* **Required task**
Would you return all of this data exactly, leaving nothing out?

* **Entries provided**
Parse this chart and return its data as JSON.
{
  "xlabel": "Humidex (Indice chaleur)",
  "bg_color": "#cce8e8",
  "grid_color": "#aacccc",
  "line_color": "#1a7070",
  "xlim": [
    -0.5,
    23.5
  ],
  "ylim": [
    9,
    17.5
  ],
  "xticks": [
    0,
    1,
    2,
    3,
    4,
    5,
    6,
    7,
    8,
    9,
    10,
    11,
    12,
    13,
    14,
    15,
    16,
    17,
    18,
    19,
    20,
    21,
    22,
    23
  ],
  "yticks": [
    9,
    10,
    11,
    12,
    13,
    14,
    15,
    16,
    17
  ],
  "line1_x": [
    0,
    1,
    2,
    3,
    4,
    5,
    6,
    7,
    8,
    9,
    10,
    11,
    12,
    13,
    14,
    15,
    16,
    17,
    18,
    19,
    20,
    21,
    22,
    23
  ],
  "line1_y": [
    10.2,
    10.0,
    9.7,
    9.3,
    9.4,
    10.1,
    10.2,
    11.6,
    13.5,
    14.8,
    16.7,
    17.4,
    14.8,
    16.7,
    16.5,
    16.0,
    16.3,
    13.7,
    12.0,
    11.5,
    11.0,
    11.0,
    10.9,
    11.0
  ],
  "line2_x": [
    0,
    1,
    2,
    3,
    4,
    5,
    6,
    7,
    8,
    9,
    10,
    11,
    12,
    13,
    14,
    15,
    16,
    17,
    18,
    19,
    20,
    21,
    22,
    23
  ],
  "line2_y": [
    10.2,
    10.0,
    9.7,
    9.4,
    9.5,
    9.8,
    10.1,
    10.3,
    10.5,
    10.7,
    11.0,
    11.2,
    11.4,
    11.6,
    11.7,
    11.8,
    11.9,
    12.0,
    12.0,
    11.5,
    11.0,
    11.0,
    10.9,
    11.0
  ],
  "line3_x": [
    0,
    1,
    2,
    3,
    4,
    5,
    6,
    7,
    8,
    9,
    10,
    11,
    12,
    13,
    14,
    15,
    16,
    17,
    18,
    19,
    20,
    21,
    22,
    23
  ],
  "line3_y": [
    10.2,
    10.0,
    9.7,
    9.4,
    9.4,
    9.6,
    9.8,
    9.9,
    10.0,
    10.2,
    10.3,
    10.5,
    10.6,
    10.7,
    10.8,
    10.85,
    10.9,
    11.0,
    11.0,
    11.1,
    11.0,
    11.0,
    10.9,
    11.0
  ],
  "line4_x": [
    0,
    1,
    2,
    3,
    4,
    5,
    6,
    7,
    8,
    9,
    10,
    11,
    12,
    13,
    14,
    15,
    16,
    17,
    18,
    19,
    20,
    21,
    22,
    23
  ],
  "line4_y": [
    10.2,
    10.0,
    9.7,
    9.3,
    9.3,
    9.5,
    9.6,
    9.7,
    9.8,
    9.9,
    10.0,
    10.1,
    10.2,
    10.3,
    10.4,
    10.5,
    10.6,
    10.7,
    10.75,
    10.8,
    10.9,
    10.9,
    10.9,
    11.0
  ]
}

* **Result below**
Parse this chart and return its data as JSON.
{
  "xlabel": "Humidex (Indice chaleur)",
  "bg_color": "#cce8e8",
  "grid_color": "#aacccc",
  "line_color": "#1a7070",
  "xlim": [
    -0.5,
    23.5
  ],
  "ylim": [
    9,
    17.5
  ],
  "xticks": [
    0,
    1,
    2,
    3,
    4,
    5,
    6,
    7,
    8,
    9,
    10,
    11,
    12,
    13,
    14,
    15,
    16,
    17,
    18,
    19,
    20,
    21,
    22,
    23
  ],
  "yticks": [
    9,
    10,
    11,
    12,
    13,
    14,
    15,
    16,
    17
  ],
  "line1_x": [
    0,
    1,
    2,
    3,
    4,
    5,
    6,
    7,
    8,
    9,
    10,
    11,
    12,
    13,
    14,
    15,
    16,
    17,
    18,
    19,
    20,
    21,
    22,
    23
  ],
  "line1_y": [
    10.2,
    10.0,
    9.7,
    9.3,
    9.4,
    10.1,
    10.2,
    11.6,
    13.5,
    14.8,
    16.7,
    17.4,
    14.8,
    16.7,
    16.5,
    16.0,
    16.3,
    13.7,
    12.0,
    11.5,
    11.0,
    11.0,
    10.9,
    11.0
  ],
  "line2_x": [
    0,
    1,
    2,
    3,
    4,
    5,
    6,
    7,
    8,
    9,
    10,
    11,
    12,
    13,
    14,
    15,
    16,
    17,
    18,
    19,
    20,
    21,
    22,
    23
  ],
  "line2_y": [
    10.2,
    10.0,
    9.7,
    9.4,
    9.5,
    9.8,
    10.1,
    10.3,
    10.5,
    10.7,
    11.0,
    11.2,
    11.4,
    11.6,
    11.7,
    11.8,
    11.9,
    12.0,
    12.0,
    11.5,
    11.0,
    11.0,
    10.9,
    11.0
  ],
  "line3_x": [
    0,
    1,
    2,
    3,
    4,
    5,
    6,
    7,
    8,
    9,
    10,
    11,
    12,
    13,
    14,
    15,
    16,
    17,
    18,
    19,
    20,
    21,
    22,
    23
  ],
  "line3_y": [
    10.2,
    10.0,
    9.7,
    9.4,
    9.4,
    9.6,
    9.8,
    9.9,
    10.0,
    10.2,
    10.3,
    10.5,
    10.6,
    10.7,
    10.8,
    10.85,
    10.9,
    11.0,
    11.0,
    11.1,
    11.0,
    11.0,
    10.9,
    11.0
  ],
  "line4_x": [
    0,
    1,
    2,
    3,
    4,
    5,
    6,
    7,
    8,
    9,
    10,
    11,
    12,
    13,
    14,
    15,
    16,
    17,
    18,
    19,
    20,
    21,
    22,
    23
  ],
  "line4_y": [
    10.2,
    10.0,
    9.7,
    9.3,
    9.3,
    9.5,
    9.6,
    9.7,
    9.8,
    9.9,
    10.0,
    10.1,
    10.2,
    10.3,
    10.4,
    10.5,
    10.6,
    10.7,
    10.75,
    10.8,
    10.9,
    10.9,
    10.9,
    11.0
  ]
}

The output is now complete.